━━━ Текст для чтения ━━━

Следственная комиссия, в которую вошли Пеликан, Байков, Шлыков, Лавринович, Ботвинко[62], начала действовать под председательством сенатора Новосильцева.
Ректор Твардовский, невзирая на его явное пресмыкательство перед властями, был взят под арест. Его императорское высочество великий князь Константин требовал действий стремительных и беспощадных. Начались усиленные поиски отягчающих обстоятельств.
Эти пресловутые отягчающие обстоятельства выискивались даже в ученических тетрадках. Ректор Твардовский, выпущенный тем временем из-под стражи, должен был пространно изложить принципы своего метода обучения. Но именно этот сократовский метод — метод вопросов и ответов — пришелся властям не по вкусу. Бедные мальчуганы, авторы злосчастной надписи мелом на школьной доске, этой «Конституции третьего мая», переделанной из «Констанции», пошли в солдаты. Они так и не вернулись из изгнания. Новосильцев действовал хитроумно и в то же время цинично. «Природа обидела этого человека, — пишет о сенаторе в своих воспоминаниях Анна Потоцкая, — как бы желая, чтобы отталкивающее выражение его лица служило предостережением тем, которых его ловкость и двоедушие могли ввести в заблуждение. Он косил самым невероятным образом, и когда один его глаз, глядел ласкательно, другой пронизывал до глубины души, проникая в самую суть помыслов, которую хотели скрыть от него…» В эпоху процесса филаретов Новосильцев, в прошлом выдающийся государственный деятель, начинает явно опускаться. Зачастую он допивается до положения риз. Тогда лицо сенатора, некогда известного в Европе дипломата, багровеет, а из уст его вырывается невнятное бормотание. Пьяницей, распутником и азартным картежником был доктор Пеликан, новосильцевский наушник и прихлебатель; доктор Бекю был раболепным низкопоклонником. Байков, один из главных советников сенатора, — отъявленным садистом. Дневник, оставленный им, необычайно занятен. Байков в нем попросту оголяется, явно не отдавая себе отчета в гнусности автопортрета, которым он себя увековечил. Описывая следствие по делу декабриста Кюхельбекера[63], Байков отмечает: «Сенатор был совершенно пьян во время, следствия… Сенатор упился нынче до бесчувствия… несколько раз валился в канаву. Грязного и помятого, я уложил его, наконец, в постель». Таких людей присылал царизм на подвластные ему окраины. О них говорили: «Это те, с новосильцевской псарни!»

━━━ Фрагменты набора данных ━━━

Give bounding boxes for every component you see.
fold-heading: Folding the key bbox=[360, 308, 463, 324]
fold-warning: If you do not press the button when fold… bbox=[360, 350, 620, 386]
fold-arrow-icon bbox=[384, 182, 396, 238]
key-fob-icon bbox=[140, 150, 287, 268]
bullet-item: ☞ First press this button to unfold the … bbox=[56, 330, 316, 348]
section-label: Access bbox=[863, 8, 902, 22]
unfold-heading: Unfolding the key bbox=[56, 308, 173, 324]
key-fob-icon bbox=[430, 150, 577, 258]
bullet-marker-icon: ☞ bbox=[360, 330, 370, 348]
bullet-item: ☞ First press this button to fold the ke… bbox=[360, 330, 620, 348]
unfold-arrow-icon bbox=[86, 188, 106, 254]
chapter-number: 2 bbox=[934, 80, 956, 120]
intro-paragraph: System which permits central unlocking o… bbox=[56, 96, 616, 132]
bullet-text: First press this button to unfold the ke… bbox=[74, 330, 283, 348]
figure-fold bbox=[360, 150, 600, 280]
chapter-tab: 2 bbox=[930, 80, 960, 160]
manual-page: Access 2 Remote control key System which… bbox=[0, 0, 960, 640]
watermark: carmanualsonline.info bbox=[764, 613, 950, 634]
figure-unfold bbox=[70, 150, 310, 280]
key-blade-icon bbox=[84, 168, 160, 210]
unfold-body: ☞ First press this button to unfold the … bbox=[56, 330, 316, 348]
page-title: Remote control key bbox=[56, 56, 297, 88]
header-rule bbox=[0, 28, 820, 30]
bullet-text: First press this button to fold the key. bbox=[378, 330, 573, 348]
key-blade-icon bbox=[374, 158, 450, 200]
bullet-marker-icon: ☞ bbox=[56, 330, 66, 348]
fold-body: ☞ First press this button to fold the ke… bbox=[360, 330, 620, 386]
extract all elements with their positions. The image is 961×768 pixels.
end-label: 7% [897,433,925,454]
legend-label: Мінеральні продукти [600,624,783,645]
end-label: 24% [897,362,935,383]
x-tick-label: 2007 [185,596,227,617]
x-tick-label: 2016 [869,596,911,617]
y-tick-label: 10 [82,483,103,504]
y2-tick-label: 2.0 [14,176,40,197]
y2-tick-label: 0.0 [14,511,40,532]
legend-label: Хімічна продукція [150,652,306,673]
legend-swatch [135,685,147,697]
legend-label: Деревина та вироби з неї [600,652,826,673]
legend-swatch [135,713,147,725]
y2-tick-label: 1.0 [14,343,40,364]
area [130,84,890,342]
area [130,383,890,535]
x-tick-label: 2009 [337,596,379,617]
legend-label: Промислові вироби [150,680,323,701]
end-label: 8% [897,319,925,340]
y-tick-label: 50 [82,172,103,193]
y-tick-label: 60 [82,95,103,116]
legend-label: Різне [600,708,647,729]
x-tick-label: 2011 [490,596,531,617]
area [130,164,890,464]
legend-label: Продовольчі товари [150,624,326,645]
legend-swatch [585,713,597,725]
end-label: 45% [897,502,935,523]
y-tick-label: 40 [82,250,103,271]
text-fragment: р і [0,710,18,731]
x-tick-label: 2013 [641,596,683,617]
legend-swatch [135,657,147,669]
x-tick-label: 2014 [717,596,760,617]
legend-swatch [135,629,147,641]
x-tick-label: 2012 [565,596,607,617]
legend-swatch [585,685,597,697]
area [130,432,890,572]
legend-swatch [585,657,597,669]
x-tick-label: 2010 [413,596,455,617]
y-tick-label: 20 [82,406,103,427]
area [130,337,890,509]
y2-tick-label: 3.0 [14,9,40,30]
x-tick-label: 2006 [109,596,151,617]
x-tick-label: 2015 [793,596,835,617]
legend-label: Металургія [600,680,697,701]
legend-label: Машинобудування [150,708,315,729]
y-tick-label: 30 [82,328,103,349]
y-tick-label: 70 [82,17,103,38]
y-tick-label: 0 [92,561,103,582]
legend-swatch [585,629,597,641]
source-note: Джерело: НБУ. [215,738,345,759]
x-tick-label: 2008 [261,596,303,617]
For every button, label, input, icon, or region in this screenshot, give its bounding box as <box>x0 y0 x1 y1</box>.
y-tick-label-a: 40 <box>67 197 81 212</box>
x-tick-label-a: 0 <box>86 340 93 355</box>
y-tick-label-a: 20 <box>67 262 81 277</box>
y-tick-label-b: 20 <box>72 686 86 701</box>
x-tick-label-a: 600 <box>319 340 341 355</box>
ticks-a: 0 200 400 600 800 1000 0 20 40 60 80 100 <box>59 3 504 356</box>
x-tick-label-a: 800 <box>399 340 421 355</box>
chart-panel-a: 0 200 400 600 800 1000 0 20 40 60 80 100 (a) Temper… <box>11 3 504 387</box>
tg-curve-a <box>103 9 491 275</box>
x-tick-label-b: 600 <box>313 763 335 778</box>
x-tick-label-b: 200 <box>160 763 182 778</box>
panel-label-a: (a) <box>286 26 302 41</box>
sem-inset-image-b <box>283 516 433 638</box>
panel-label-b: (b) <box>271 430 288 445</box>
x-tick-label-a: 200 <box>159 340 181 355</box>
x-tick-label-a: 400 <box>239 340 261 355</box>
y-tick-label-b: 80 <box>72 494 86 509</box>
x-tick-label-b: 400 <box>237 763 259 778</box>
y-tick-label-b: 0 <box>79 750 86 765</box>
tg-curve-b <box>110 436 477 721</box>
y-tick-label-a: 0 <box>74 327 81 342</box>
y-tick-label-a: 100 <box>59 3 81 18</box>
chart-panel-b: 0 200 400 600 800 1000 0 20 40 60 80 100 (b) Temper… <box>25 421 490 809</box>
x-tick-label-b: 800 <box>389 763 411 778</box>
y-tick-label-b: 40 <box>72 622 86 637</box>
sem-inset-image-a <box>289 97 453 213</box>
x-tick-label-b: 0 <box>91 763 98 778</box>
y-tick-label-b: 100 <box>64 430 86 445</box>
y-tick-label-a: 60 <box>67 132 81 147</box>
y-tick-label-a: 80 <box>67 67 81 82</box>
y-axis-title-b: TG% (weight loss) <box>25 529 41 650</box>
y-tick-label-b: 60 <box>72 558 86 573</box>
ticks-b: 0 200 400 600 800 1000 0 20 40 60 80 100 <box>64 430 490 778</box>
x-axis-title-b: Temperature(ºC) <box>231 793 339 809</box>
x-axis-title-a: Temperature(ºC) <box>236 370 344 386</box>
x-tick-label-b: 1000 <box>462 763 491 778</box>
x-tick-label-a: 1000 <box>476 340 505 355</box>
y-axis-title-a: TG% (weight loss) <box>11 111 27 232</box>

━━━

- Задание
Скопируйте слово в слово отрывок текста о комиссии Новосильцева, который начинается со слов «Следственная комиссия, в» и заканчивается словами «поиски отягчающих обстоятельств.». Отвечайте, опираясь только на текст.

- Ожидаемый ответ
Следственная комиссия, в которую вошли Пеликан, Байков, Шлыков, Лавринович, Ботвинко[62], начала действовать под председательством сенатора Новосильцева.
Ректор Твардовский, невзирая на его явное пресмыкательство перед властями, был взят под арест. Его императорское высочество великий князь Константин требовал действий стремительных и беспощадных. Начались усиленные поиски отягчающих обстоятельств.